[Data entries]
'''
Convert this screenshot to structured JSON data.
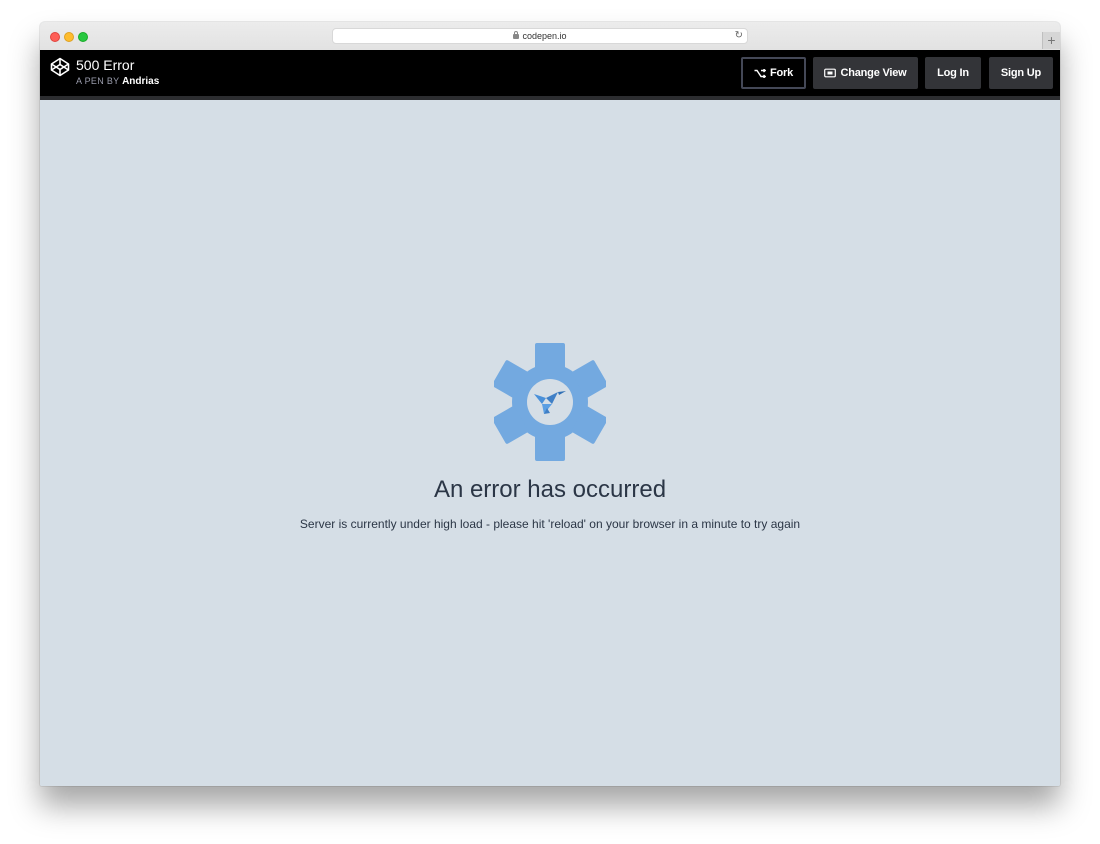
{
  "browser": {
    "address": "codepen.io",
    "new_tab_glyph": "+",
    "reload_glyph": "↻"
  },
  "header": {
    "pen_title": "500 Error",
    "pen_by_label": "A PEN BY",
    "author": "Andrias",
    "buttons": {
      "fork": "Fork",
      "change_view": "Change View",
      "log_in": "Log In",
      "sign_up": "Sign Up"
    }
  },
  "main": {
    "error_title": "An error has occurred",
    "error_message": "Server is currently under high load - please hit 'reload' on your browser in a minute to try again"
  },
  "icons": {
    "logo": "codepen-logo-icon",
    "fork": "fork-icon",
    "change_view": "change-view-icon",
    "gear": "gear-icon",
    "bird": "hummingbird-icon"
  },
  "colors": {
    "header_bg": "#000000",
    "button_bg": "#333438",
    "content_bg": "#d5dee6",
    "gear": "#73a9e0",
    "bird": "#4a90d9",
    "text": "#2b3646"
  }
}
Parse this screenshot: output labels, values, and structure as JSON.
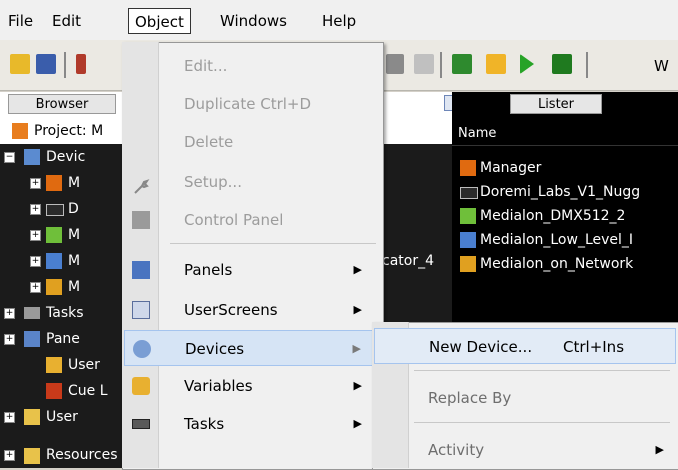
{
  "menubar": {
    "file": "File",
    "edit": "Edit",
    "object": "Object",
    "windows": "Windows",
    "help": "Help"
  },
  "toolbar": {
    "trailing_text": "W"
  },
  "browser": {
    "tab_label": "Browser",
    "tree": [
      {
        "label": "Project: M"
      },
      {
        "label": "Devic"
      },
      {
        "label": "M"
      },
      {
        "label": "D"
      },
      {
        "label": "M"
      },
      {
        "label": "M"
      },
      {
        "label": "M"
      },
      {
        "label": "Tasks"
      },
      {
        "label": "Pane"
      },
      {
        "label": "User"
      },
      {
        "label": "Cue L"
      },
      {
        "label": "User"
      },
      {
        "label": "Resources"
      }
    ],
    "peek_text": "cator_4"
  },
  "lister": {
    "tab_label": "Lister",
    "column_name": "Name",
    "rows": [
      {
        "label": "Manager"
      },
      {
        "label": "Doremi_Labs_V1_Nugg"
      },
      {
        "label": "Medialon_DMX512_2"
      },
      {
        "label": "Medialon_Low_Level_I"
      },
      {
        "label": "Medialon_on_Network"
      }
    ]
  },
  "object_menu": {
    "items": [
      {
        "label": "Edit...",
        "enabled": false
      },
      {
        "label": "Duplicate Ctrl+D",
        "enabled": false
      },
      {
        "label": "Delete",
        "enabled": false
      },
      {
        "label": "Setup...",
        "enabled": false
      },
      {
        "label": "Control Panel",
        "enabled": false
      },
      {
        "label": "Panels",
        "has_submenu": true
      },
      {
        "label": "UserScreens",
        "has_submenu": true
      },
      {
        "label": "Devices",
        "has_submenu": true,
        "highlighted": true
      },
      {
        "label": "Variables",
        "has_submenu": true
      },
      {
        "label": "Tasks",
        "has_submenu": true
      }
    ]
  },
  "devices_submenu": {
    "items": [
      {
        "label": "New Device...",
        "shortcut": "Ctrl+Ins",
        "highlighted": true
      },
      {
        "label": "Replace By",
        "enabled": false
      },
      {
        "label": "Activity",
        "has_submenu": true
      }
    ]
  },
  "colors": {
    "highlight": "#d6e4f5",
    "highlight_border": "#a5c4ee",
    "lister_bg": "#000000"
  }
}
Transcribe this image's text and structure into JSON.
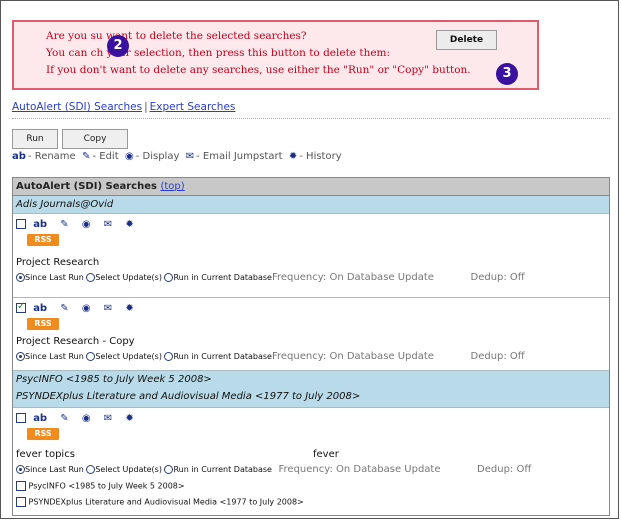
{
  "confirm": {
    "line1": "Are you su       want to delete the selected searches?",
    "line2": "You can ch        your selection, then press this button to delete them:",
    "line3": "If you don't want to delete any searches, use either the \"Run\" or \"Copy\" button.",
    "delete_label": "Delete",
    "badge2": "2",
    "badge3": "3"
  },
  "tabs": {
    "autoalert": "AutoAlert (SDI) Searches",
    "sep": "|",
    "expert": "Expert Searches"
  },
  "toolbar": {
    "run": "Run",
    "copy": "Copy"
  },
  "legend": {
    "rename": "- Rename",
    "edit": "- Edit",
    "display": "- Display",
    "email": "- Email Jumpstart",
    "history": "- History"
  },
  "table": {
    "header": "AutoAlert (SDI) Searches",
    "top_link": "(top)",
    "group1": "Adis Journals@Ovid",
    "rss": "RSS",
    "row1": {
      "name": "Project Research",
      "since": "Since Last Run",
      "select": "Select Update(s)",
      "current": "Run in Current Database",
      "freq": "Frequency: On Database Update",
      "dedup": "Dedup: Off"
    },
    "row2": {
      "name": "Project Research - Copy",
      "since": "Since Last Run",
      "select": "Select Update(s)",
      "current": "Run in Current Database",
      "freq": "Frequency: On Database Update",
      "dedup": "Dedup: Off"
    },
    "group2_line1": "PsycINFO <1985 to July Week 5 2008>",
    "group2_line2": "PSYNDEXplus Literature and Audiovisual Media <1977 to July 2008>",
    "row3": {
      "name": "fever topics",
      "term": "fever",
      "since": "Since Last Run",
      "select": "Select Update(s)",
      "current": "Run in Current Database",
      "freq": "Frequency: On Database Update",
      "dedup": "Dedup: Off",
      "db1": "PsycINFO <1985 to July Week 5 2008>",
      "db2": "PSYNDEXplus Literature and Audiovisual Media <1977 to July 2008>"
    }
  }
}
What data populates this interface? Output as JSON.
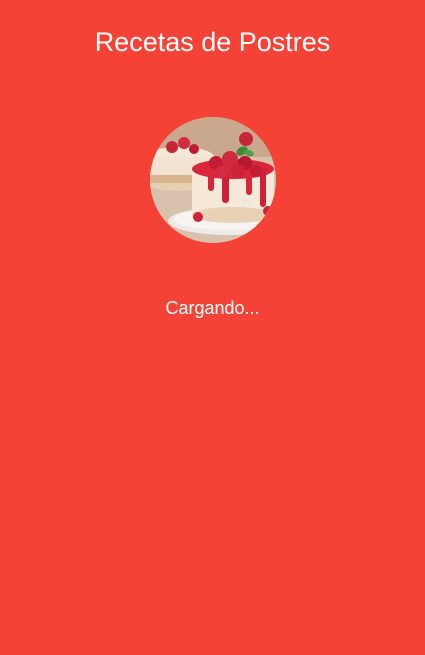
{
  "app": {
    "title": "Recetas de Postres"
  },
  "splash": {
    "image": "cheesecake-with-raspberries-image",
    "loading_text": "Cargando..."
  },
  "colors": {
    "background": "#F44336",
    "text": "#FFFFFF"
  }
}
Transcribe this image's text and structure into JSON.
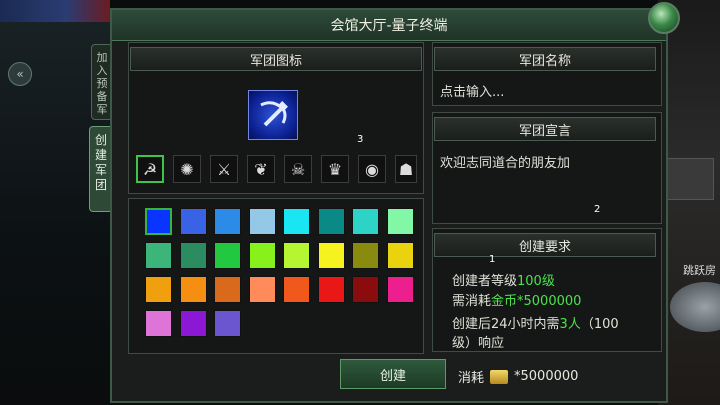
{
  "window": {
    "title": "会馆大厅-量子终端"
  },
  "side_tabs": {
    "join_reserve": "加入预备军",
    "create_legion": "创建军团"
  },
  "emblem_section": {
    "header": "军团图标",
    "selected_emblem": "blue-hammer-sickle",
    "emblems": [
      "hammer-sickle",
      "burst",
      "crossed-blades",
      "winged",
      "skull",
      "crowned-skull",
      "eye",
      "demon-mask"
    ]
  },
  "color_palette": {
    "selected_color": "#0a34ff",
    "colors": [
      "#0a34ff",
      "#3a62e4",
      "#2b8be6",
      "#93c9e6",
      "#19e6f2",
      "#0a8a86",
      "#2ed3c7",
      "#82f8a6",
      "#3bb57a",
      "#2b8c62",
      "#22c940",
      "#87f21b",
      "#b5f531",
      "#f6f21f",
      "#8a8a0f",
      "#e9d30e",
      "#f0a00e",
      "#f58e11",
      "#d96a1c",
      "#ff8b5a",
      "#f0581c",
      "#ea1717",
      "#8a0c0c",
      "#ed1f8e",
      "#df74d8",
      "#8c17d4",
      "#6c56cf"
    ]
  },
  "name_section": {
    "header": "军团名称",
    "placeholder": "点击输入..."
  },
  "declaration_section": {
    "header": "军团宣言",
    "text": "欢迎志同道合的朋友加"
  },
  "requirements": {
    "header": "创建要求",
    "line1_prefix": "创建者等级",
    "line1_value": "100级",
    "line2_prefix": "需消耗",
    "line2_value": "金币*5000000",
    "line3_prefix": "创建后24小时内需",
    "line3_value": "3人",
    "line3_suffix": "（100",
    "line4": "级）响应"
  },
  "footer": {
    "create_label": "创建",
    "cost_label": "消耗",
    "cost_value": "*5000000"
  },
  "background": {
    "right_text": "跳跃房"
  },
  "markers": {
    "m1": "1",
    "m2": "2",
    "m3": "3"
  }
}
'''
*BRIEF*: Each line of the data is to be duplicated exactly; pictures stay out of the copy.

*THE RESULT*:
Convert this screenshot to structured JSON data.
{
  "browser": {
    "address": "codepen.io",
    "new_tab_glyph": "+",
    "reload_glyph": "↻"
  },
  "header": {
    "pen_title": "500 Error",
    "pen_by_label": "A PEN BY",
    "author": "Andrias",
    "buttons": {
      "fork": "Fork",
      "change_view": "Change View",
      "log_in": "Log In",
      "sign_up": "Sign Up"
    }
  },
  "main": {
    "error_title": "An error has occurred",
    "error_message": "Server is currently under high load - please hit 'reload' on your browser in a minute to try again"
  },
  "icons": {
    "logo": "codepen-logo-icon",
    "fork": "fork-icon",
    "change_view": "change-view-icon",
    "gear": "gear-icon",
    "bird": "hummingbird-icon"
  },
  "colors": {
    "header_bg": "#000000",
    "button_bg": "#333438",
    "content_bg": "#d5dee6",
    "gear": "#73a9e0",
    "bird": "#4a90d9",
    "text": "#2b3646"
  }
}
Parse this screenshot: output labels, values, and structure as JSON.
{
  "menubar": {
    "file": "File",
    "edit": "Edit",
    "object": "Object",
    "windows": "Windows",
    "help": "Help"
  },
  "toolbar": {
    "trailing_text": "W"
  },
  "browser": {
    "tab_label": "Browser",
    "tree": [
      {
        "label": "Project: M"
      },
      {
        "label": "Devic"
      },
      {
        "label": "M"
      },
      {
        "label": "D"
      },
      {
        "label": "M"
      },
      {
        "label": "M"
      },
      {
        "label": "M"
      },
      {
        "label": "Tasks"
      },
      {
        "label": "Pane"
      },
      {
        "label": "User"
      },
      {
        "label": "Cue L"
      },
      {
        "label": "User"
      },
      {
        "label": "Resources"
      }
    ],
    "peek_text": "cator_4"
  },
  "lister": {
    "tab_label": "Lister",
    "column_name": "Name",
    "rows": [
      {
        "label": "Manager"
      },
      {
        "label": "Doremi_Labs_V1_Nugg"
      },
      {
        "label": "Medialon_DMX512_2"
      },
      {
        "label": "Medialon_Low_Level_I"
      },
      {
        "label": "Medialon_on_Network"
      }
    ]
  },
  "object_menu": {
    "items": [
      {
        "label": "Edit...",
        "enabled": false
      },
      {
        "label": "Duplicate Ctrl+D",
        "enabled": false
      },
      {
        "label": "Delete",
        "enabled": false
      },
      {
        "label": "Setup...",
        "enabled": false
      },
      {
        "label": "Control Panel",
        "enabled": false
      },
      {
        "label": "Panels",
        "has_submenu": true
      },
      {
        "label": "UserScreens",
        "has_submenu": true
      },
      {
        "label": "Devices",
        "has_submenu": true,
        "highlighted": true
      },
      {
        "label": "Variables",
        "has_submenu": true
      },
      {
        "label": "Tasks",
        "has_submenu": true
      }
    ]
  },
  "devices_submenu": {
    "items": [
      {
        "label": "New Device...",
        "shortcut": "Ctrl+Ins",
        "highlighted": true
      },
      {
        "label": "Replace By",
        "enabled": false
      },
      {
        "label": "Activity",
        "has_submenu": true
      }
    ]
  },
  "colors": {
    "highlight": "#d6e4f5",
    "highlight_border": "#a5c4ee",
    "lister_bg": "#000000"
  }
}
Transcribe this image's text and structure into JSON.
{
  "confirm": {
    "line1": "Are you su       want to delete the selected searches?",
    "line2": "You can ch        your selection, then press this button to delete them:",
    "line3": "If you don't want to delete any searches, use either the \"Run\" or \"Copy\" button.",
    "delete_label": "Delete",
    "badge2": "2",
    "badge3": "3"
  },
  "tabs": {
    "autoalert": "AutoAlert (SDI) Searches",
    "sep": "|",
    "expert": "Expert Searches"
  },
  "toolbar": {
    "run": "Run",
    "copy": "Copy"
  },
  "legend": {
    "rename": "- Rename",
    "edit": "- Edit",
    "display": "- Display",
    "email": "- Email Jumpstart",
    "history": "- History"
  },
  "table": {
    "header": "AutoAlert (SDI) Searches",
    "top_link": "(top)",
    "group1": "Adis Journals@Ovid",
    "rss": "RSS",
    "row1": {
      "name": "Project Research",
      "since": "Since Last Run",
      "select": "Select Update(s)",
      "current": "Run in Current Database",
      "freq": "Frequency: On Database Update",
      "dedup": "Dedup: Off"
    },
    "row2": {
      "name": "Project Research - Copy",
      "since": "Since Last Run",
      "select": "Select Update(s)",
      "current": "Run in Current Database",
      "freq": "Frequency: On Database Update",
      "dedup": "Dedup: Off"
    },
    "group2_line1": "PsycINFO <1985 to July Week 5 2008>",
    "group2_line2": "PSYNDEXplus Literature and Audiovisual Media <1977 to July 2008>",
    "row3": {
      "name": "fever topics",
      "term": "fever",
      "since": "Since Last Run",
      "select": "Select Update(s)",
      "current": "Run in Current Database",
      "freq": "Frequency: On Database Update",
      "dedup": "Dedup: Off",
      "db1": "PsycINFO <1985 to July Week 5 2008>",
      "db2": "PSYNDEXplus Literature and Audiovisual Media <1977 to July 2008>"
    }
  }
}
What data populates this interface? Output as JSON.
{
  "app": {
    "title": "Recetas de Postres"
  },
  "splash": {
    "image": "cheesecake-with-raspberries-image",
    "loading_text": "Cargando..."
  },
  "colors": {
    "background": "#F44336",
    "text": "#FFFFFF"
  }
}
Transcribe this image's text and structure into JSON.
{
  "window": {
    "title": "会馆大厅-量子终端"
  },
  "side_tabs": {
    "join_reserve": "加入预备军",
    "create_legion": "创建军团"
  },
  "emblem_section": {
    "header": "军团图标",
    "selected_emblem": "blue-hammer-sickle",
    "emblems": [
      "hammer-sickle",
      "burst",
      "crossed-blades",
      "winged",
      "skull",
      "crowned-skull",
      "eye",
      "demon-mask"
    ]
  },
  "color_palette": {
    "selected_color": "#0a34ff",
    "colors": [
      "#0a34ff",
      "#3a62e4",
      "#2b8be6",
      "#93c9e6",
      "#19e6f2",
      "#0a8a86",
      "#2ed3c7",
      "#82f8a6",
      "#3bb57a",
      "#2b8c62",
      "#22c940",
      "#87f21b",
      "#b5f531",
      "#f6f21f",
      "#8a8a0f",
      "#e9d30e",
      "#f0a00e",
      "#f58e11",
      "#d96a1c",
      "#ff8b5a",
      "#f0581c",
      "#ea1717",
      "#8a0c0c",
      "#ed1f8e",
      "#df74d8",
      "#8c17d4",
      "#6c56cf"
    ]
  },
  "name_section": {
    "header": "军团名称",
    "placeholder": "点击输入..."
  },
  "declaration_section": {
    "header": "军团宣言",
    "text": "欢迎志同道合的朋友加"
  },
  "requirements": {
    "header": "创建要求",
    "line1_prefix": "创建者等级",
    "line1_value": "100级",
    "line2_prefix": "需消耗",
    "line2_value": "金币*5000000",
    "line3_prefix": "创建后24小时内需",
    "line3_value": "3人",
    "line3_suffix": "（100",
    "line4": "级）响应"
  },
  "footer": {
    "create_label": "创建",
    "cost_label": "消耗",
    "cost_value": "*5000000"
  },
  "background": {
    "right_text": "跳跃房"
  },
  "markers": {
    "m1": "1",
    "m2": "2",
    "m3": "3"
  }
}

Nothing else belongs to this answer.